■ **Written request**: Every line of the material is to be repeated exactly as it stands.

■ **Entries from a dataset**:
= = = = =
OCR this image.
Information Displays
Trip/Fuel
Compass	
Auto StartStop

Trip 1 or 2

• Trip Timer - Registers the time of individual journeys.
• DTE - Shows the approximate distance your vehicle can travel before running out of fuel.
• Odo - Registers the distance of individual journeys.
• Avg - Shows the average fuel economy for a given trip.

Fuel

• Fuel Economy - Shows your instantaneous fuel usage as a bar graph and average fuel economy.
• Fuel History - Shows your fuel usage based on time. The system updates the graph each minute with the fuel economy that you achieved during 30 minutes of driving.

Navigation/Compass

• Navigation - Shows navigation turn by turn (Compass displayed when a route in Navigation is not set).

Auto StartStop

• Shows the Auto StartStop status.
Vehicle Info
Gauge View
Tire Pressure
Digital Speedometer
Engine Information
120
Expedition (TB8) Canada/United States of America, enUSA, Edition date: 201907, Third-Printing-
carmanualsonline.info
= = = = =
■ **Reply**:
OCR this image.
Information Displays
Trip/Fuel
Compass	
Auto StartStop

Trip 1 or 2

• Trip Timer - Registers the time of individual journeys.
• DTE - Shows the approximate distance your vehicle can travel before running out of fuel.
• Odo - Registers the distance of individual journeys.
• Avg - Shows the average fuel economy for a given trip.

Fuel

• Fuel Economy - Shows your instantaneous fuel usage as a bar graph and average fuel economy.
• Fuel History - Shows your fuel usage based on time. The system updates the graph each minute with the fuel economy that you achieved during 30 minutes of driving.

Navigation/Compass

• Navigation - Shows navigation turn by turn (Compass displayed when a route in Navigation is not set).

Auto StartStop

• Shows the Auto StartStop status.
Vehicle Info
Gauge View
Tire Pressure
Digital Speedometer
Engine Information
120
Expedition (TB8) Canada/United States of America, enUSA, Edition date: 201907, Third-Printing-
carmanualsonline.info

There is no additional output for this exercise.